**REQUIRED WORK**
Set out each line from the following listing that includes the word "programu".

Data entries:
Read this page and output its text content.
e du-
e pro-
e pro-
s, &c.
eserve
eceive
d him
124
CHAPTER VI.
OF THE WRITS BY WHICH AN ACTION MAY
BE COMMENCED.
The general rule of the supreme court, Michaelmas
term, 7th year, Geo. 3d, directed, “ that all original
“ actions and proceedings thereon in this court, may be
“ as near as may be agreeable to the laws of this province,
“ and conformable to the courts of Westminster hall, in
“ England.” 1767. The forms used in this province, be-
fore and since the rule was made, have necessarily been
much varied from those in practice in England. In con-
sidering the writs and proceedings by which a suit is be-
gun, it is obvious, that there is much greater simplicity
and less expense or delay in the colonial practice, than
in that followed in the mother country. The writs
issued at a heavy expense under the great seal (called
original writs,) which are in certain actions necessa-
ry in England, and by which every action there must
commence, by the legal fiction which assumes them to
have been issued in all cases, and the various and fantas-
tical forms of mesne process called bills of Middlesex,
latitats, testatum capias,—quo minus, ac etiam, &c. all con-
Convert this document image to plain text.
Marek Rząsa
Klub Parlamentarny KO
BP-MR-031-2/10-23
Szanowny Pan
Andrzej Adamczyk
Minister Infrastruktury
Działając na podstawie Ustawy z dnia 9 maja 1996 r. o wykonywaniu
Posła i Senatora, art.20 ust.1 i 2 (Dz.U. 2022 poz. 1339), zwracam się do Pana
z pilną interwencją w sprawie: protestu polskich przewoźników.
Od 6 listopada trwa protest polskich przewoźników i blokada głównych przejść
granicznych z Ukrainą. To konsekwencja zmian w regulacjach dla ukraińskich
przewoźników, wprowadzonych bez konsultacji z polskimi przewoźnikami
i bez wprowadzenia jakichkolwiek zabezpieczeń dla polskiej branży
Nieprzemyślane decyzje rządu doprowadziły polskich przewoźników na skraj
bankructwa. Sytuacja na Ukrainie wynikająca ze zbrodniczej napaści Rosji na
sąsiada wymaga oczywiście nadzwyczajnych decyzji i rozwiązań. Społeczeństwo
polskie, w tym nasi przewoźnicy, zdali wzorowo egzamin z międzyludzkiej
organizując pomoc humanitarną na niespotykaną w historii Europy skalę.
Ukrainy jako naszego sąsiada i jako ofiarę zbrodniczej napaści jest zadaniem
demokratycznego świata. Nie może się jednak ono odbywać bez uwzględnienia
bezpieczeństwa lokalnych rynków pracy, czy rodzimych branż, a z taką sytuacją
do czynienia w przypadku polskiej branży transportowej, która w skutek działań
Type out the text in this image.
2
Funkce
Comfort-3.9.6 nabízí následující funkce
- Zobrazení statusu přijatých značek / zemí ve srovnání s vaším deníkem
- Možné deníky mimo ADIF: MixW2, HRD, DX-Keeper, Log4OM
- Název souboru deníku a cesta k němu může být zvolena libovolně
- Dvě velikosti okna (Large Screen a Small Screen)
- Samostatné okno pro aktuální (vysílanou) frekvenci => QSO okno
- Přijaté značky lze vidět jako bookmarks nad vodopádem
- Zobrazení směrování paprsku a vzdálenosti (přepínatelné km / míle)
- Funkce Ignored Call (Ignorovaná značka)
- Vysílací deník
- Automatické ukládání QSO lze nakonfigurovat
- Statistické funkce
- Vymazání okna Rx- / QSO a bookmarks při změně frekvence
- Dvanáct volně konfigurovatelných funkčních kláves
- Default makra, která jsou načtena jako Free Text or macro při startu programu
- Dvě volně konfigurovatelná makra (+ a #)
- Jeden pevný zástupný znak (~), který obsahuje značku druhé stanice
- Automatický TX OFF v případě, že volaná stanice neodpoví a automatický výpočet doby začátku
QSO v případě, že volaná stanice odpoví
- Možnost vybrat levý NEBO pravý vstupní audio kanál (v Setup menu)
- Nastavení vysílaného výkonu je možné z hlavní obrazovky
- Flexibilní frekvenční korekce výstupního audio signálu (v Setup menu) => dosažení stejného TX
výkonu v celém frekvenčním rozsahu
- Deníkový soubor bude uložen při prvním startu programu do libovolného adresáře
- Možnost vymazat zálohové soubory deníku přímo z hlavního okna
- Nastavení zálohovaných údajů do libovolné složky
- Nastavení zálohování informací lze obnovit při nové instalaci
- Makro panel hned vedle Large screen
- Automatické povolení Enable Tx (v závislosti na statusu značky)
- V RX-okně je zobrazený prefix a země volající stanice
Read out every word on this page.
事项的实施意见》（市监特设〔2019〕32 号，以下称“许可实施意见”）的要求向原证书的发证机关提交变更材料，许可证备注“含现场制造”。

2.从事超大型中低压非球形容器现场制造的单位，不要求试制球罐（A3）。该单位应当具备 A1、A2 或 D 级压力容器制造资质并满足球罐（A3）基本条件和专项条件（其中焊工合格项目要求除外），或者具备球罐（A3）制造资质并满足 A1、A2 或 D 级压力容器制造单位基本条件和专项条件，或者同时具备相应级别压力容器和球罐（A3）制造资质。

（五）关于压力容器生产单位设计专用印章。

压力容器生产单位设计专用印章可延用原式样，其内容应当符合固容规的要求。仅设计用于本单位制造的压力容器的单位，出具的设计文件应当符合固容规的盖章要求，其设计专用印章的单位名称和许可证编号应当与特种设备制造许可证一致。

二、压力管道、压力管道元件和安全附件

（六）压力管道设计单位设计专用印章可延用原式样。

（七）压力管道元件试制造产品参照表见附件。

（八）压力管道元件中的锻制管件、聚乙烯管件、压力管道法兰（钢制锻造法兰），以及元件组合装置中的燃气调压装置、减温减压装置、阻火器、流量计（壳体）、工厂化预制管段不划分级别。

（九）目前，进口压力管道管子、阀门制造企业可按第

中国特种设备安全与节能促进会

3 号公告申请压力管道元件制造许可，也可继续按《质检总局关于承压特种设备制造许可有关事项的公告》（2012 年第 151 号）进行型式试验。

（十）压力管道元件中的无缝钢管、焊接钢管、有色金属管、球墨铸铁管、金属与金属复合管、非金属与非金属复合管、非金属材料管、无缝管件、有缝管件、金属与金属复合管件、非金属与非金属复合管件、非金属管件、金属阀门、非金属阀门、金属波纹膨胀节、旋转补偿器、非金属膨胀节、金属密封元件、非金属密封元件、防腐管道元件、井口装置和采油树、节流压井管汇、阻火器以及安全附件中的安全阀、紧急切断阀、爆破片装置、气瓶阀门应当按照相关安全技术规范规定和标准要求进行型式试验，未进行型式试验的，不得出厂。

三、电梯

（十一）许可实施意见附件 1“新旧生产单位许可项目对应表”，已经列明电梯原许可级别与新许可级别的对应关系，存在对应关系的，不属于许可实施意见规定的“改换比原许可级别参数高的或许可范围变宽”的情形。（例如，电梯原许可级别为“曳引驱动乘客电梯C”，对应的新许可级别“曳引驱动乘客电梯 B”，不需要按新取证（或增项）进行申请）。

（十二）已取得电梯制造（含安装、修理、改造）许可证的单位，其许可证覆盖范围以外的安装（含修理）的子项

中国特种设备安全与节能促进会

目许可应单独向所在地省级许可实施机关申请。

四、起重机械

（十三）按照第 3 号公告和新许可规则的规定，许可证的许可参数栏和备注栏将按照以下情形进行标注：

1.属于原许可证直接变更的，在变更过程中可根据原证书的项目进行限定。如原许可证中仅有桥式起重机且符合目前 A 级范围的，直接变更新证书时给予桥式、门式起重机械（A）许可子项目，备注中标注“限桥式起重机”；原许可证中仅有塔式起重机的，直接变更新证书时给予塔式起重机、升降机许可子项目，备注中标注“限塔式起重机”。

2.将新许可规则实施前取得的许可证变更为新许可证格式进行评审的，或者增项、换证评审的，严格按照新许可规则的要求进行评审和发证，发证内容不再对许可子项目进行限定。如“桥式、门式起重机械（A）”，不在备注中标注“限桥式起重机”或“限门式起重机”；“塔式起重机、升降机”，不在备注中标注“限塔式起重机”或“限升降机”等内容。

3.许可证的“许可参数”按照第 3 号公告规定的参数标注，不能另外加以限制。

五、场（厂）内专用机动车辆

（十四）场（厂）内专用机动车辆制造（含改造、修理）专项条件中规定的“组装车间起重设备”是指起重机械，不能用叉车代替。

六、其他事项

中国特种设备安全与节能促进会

**RIGHT ANSWER**
- Default makra, která jsou načtena jako Free Text or macro při startu programu
- Deníkový soubor bude uložen při prvním startu programu do libovolného adresáře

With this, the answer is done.